Given instruction
Render the items that start at the line containing "filter-panel: 品牌: 双口紫(DUCK)" and end at the line containing "product-title[interactable]: 精品 超细纤维干发帽" as a numbered list, leaving out blank lines.

Given information
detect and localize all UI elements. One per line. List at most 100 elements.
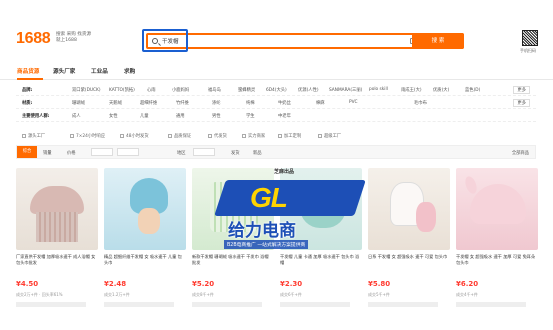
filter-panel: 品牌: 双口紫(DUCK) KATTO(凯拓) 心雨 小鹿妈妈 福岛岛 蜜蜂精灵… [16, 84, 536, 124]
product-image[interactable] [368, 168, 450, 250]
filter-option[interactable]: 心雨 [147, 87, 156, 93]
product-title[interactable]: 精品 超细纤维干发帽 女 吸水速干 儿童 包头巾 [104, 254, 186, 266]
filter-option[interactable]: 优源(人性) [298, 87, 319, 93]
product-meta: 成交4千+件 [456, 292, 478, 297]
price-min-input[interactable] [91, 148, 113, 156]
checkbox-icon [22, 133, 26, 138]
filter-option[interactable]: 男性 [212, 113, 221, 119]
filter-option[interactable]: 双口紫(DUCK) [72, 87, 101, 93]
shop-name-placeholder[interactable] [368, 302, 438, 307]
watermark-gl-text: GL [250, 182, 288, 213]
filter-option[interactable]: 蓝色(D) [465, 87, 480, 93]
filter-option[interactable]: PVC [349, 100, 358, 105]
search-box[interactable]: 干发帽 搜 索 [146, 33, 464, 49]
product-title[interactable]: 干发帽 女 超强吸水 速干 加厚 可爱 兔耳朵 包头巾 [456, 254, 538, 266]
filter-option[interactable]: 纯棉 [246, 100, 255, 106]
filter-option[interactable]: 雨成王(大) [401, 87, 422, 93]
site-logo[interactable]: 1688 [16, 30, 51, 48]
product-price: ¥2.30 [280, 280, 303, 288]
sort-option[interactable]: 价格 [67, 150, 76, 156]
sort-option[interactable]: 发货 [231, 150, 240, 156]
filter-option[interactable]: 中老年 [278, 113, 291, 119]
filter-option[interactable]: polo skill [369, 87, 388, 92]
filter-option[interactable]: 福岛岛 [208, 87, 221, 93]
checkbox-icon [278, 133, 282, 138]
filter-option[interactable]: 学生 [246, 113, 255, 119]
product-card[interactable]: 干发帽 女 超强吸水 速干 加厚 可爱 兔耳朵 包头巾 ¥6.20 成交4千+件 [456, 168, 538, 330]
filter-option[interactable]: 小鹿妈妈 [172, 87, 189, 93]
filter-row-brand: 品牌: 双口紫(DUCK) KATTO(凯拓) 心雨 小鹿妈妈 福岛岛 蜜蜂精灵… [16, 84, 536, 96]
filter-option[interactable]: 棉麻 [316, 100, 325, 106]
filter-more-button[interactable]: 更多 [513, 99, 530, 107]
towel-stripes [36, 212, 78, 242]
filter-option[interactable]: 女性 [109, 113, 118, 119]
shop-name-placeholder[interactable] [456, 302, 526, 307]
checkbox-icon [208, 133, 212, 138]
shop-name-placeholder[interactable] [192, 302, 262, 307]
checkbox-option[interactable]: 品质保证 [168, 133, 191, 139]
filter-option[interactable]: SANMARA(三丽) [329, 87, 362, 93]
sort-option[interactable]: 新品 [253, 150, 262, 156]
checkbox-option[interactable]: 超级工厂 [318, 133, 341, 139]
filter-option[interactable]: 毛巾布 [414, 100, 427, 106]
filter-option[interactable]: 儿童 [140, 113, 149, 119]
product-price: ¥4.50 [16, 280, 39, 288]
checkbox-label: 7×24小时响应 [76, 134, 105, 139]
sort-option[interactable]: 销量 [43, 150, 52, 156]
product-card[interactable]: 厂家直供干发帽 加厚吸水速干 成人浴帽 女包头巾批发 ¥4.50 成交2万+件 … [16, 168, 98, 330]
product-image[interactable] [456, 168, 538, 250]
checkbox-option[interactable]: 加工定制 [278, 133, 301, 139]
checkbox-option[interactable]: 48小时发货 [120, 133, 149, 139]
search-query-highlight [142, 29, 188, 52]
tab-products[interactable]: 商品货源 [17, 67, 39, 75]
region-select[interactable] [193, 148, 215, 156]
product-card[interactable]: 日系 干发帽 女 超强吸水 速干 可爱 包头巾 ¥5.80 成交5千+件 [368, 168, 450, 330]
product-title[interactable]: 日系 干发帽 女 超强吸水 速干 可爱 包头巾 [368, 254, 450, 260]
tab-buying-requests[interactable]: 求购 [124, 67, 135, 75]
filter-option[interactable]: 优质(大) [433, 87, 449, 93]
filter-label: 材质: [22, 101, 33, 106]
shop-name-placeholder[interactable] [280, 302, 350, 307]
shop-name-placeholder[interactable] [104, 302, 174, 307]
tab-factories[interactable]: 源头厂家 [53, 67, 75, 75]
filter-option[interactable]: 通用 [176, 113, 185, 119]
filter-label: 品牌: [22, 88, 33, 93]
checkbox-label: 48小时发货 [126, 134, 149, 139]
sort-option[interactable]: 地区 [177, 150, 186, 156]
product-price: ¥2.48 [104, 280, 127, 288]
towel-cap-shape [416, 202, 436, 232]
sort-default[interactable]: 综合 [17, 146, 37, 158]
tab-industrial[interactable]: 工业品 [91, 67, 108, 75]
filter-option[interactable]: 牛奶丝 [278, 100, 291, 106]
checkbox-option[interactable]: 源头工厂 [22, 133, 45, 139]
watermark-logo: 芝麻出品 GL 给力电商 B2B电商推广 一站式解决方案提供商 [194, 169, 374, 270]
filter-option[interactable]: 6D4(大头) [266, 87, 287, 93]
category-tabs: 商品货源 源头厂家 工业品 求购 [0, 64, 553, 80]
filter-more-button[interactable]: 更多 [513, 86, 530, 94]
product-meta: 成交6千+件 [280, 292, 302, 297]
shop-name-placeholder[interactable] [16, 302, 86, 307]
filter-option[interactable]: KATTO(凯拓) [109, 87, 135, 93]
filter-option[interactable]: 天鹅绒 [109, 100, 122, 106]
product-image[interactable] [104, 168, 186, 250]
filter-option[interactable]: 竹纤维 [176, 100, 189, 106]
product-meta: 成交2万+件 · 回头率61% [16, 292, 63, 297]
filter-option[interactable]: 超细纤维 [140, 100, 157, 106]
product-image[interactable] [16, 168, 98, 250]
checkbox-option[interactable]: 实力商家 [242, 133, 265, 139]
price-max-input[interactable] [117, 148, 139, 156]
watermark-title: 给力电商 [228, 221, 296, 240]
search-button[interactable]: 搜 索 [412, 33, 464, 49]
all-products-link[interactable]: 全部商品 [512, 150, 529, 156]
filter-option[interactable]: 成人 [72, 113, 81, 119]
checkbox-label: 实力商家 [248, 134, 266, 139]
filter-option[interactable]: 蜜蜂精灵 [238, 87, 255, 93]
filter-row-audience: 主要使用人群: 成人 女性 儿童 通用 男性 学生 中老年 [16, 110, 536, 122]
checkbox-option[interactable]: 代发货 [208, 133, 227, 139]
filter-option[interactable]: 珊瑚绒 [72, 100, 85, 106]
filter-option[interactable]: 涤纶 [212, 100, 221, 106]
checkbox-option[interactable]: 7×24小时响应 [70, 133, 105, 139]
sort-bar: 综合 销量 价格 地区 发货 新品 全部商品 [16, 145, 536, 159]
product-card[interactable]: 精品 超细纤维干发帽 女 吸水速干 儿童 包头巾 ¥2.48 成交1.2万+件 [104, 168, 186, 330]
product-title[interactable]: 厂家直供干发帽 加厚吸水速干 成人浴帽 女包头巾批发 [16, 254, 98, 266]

Exercise response
1. filter-panel: 品牌: 双口紫(DUCK) KATTO(凯拓) 心雨 小鹿妈妈 福岛岛 蜜蜂精灵… [16, 84, 536, 124]
2. product-image[interactable] [368, 168, 450, 250]
3. filter-option[interactable]: 心雨 [147, 87, 156, 93]
4. product-title[interactable]: 精品 超细纤维干发帽 女 吸水速干 儿童 包头巾 [104, 254, 186, 266]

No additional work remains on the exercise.